*What needs to be done*.
Identify the lines containing the word "content". Copy each one.

*Exercise material*.

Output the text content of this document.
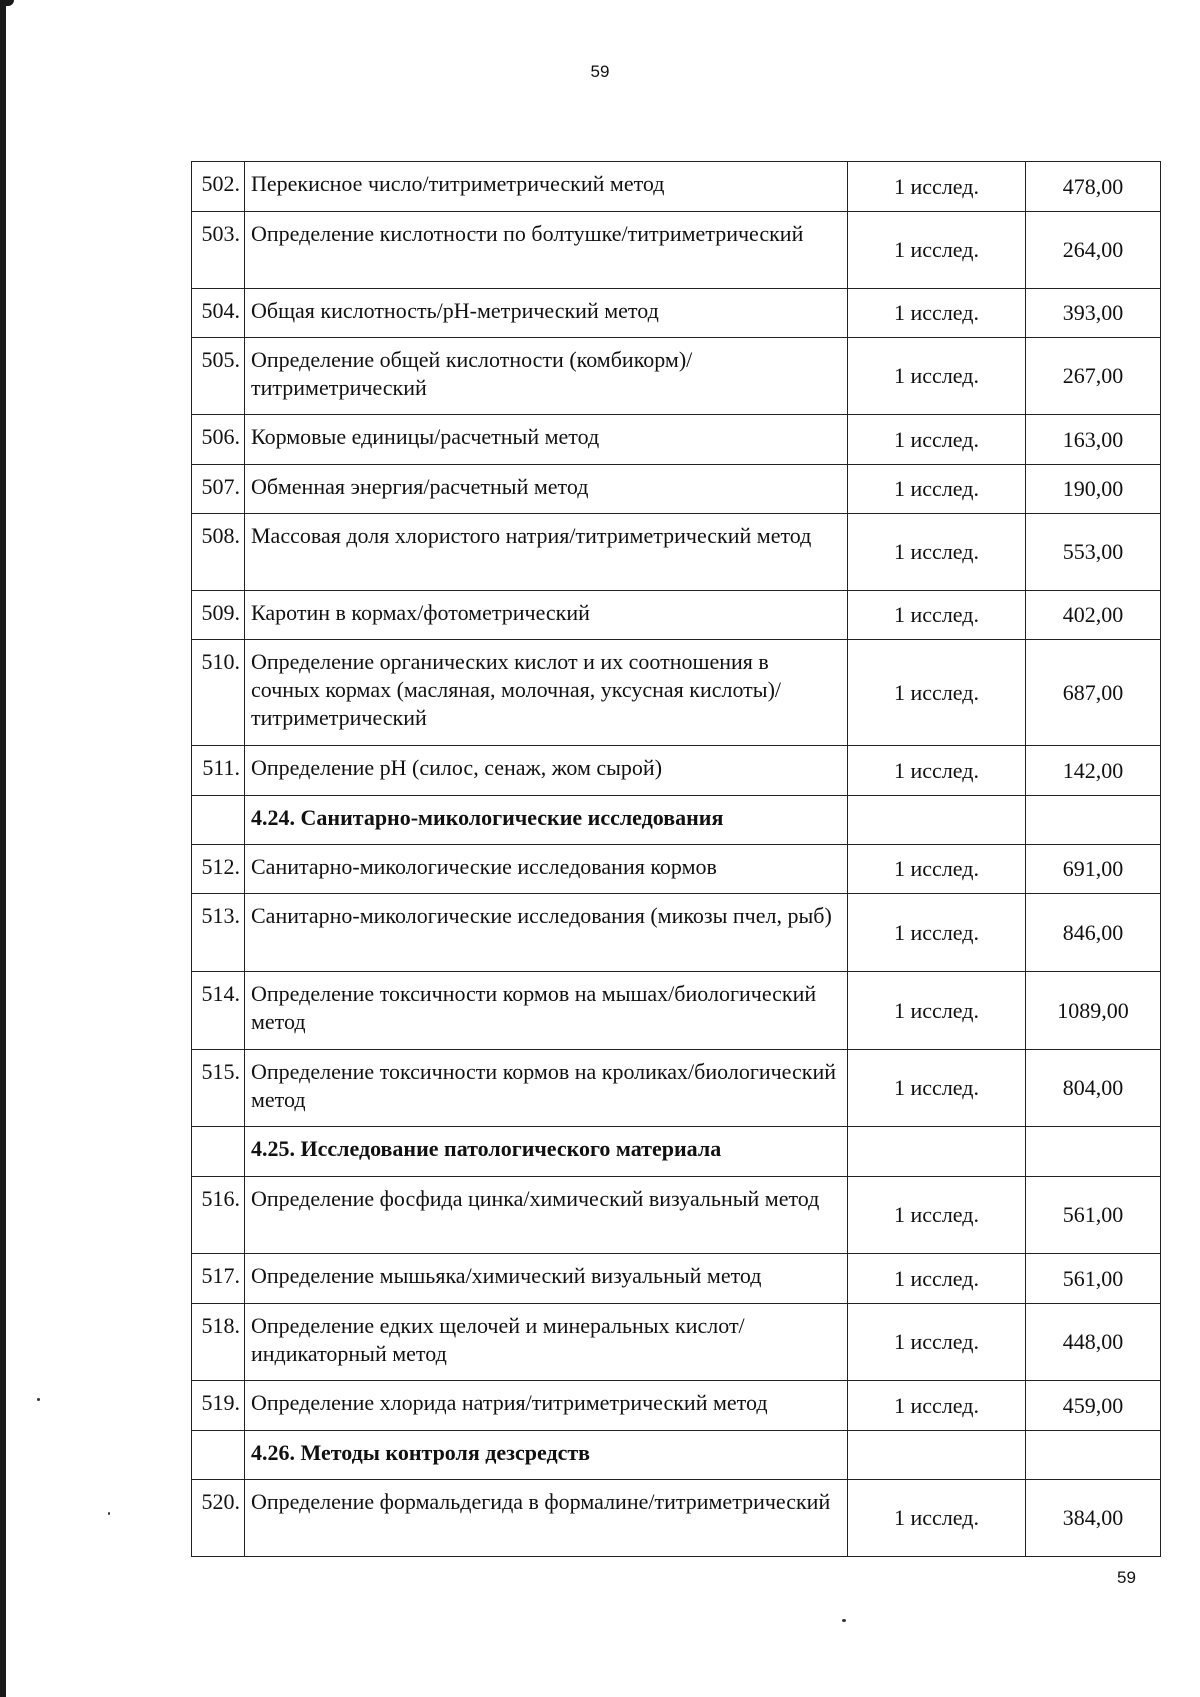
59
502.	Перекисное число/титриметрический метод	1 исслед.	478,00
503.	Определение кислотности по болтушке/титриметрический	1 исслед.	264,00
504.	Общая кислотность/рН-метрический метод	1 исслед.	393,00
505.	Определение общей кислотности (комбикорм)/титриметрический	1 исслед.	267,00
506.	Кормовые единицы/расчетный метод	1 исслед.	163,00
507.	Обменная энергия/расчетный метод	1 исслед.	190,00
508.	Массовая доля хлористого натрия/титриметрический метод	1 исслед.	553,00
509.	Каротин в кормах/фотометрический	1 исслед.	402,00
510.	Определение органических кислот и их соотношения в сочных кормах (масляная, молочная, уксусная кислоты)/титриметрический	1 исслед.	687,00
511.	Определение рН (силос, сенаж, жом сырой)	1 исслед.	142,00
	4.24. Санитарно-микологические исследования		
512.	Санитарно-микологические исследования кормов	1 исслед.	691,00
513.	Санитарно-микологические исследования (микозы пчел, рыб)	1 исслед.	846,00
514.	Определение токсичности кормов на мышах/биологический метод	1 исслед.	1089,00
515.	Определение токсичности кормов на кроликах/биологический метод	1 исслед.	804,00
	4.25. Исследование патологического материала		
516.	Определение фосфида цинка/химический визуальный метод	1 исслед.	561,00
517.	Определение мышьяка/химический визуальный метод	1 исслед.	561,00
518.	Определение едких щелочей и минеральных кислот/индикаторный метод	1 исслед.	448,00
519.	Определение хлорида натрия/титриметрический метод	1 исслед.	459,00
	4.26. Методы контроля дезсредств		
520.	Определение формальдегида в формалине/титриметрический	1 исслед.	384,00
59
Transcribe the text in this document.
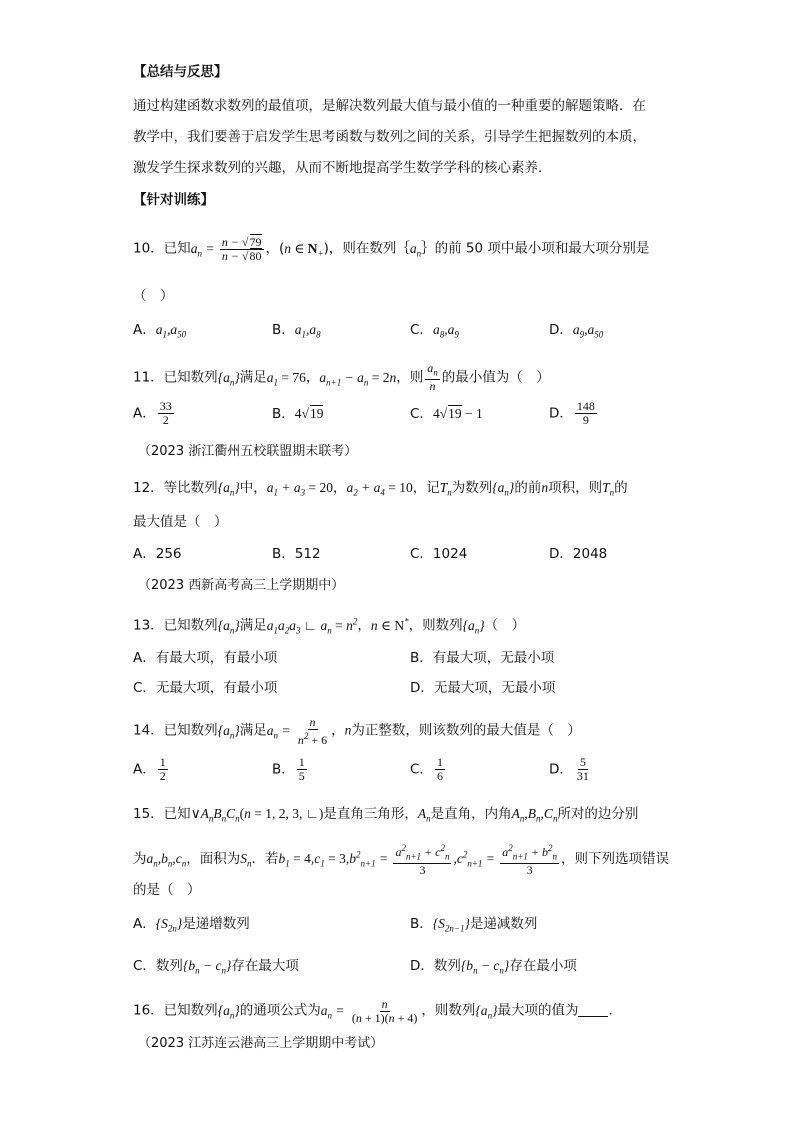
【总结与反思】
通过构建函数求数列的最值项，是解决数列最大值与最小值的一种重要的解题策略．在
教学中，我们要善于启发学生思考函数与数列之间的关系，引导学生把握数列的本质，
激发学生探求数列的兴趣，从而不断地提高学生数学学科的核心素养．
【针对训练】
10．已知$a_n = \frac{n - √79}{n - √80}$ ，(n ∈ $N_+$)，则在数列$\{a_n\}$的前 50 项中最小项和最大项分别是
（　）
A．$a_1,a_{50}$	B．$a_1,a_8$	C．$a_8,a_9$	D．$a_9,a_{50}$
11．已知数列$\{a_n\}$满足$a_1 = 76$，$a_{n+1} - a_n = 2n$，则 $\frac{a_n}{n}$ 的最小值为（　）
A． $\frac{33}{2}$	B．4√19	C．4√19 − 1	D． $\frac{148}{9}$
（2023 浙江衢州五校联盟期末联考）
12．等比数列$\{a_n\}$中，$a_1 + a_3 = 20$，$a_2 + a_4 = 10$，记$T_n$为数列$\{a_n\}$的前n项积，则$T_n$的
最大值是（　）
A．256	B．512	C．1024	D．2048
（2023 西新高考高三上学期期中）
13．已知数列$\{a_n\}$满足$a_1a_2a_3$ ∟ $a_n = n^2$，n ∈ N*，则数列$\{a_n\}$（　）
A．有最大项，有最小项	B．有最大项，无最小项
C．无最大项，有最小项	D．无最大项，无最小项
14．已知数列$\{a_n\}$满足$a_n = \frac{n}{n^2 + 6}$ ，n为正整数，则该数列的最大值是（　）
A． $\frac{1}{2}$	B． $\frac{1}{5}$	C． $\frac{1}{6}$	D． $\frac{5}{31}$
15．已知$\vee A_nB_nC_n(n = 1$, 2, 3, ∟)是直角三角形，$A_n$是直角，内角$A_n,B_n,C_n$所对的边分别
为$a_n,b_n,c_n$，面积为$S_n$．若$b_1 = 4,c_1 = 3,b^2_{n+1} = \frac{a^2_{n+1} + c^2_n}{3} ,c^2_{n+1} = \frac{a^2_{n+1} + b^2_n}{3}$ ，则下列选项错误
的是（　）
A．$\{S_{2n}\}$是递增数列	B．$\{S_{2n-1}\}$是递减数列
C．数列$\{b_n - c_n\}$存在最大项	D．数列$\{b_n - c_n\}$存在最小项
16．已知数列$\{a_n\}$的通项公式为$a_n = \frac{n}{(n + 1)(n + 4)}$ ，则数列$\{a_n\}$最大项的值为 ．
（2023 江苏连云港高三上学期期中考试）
---
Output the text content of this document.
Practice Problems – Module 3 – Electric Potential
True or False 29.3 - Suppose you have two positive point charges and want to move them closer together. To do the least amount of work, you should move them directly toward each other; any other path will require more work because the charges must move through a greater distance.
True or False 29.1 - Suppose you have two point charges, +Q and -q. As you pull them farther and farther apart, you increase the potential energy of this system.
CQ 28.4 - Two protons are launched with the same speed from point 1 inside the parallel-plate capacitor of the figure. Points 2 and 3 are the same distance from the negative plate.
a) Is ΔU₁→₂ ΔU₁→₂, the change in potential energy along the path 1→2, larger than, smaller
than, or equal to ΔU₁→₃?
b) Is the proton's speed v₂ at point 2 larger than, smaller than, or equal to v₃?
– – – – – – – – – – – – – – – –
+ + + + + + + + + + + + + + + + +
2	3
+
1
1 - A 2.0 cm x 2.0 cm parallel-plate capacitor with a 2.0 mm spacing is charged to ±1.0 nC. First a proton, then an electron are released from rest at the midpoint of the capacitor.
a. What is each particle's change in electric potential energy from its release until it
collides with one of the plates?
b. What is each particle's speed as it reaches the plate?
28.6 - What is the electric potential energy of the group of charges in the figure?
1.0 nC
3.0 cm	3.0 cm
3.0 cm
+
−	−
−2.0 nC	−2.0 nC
---
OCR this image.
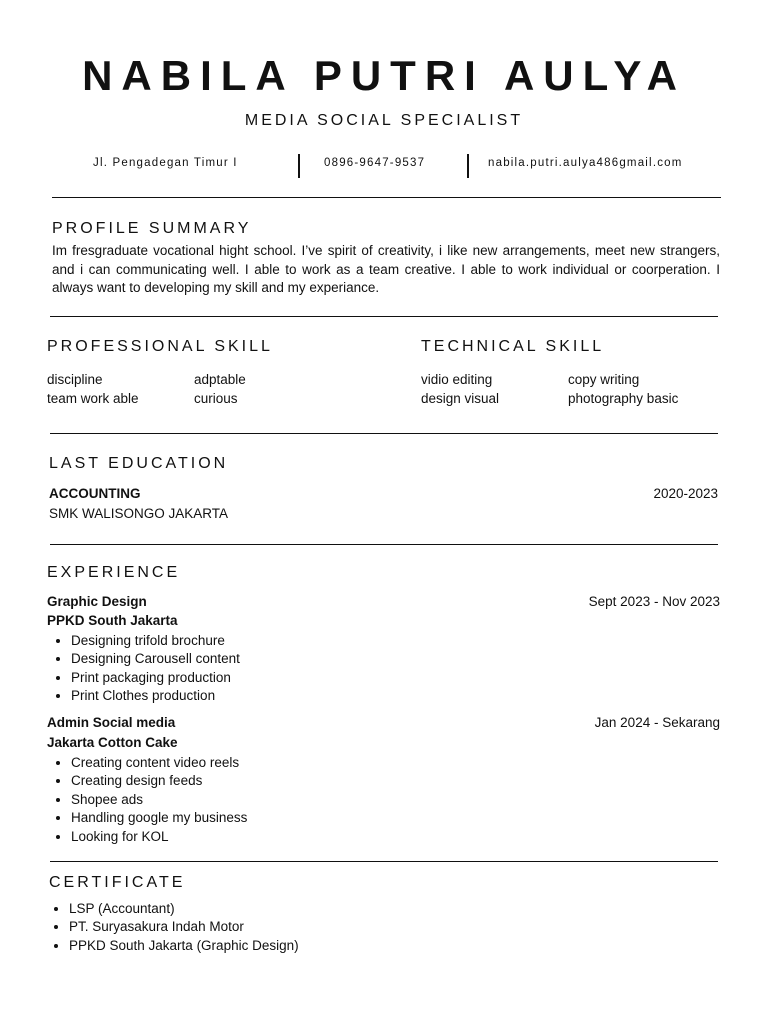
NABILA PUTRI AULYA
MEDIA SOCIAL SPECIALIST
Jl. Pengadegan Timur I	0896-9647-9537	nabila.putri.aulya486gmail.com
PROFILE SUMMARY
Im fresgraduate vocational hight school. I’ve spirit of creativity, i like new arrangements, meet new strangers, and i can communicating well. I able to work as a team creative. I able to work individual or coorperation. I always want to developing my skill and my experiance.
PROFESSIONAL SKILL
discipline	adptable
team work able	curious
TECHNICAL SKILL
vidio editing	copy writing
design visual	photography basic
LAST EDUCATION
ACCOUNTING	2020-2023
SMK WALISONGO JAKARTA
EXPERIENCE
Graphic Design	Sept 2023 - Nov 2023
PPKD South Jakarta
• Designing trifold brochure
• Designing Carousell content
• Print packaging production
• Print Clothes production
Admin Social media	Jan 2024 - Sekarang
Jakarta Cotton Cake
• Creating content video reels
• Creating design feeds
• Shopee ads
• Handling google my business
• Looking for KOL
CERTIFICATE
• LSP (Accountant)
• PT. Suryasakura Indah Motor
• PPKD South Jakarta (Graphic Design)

*The output*.
Output the text content of this document.
Output the text content of this document.
• Designing Carousell content
• Creating content video reels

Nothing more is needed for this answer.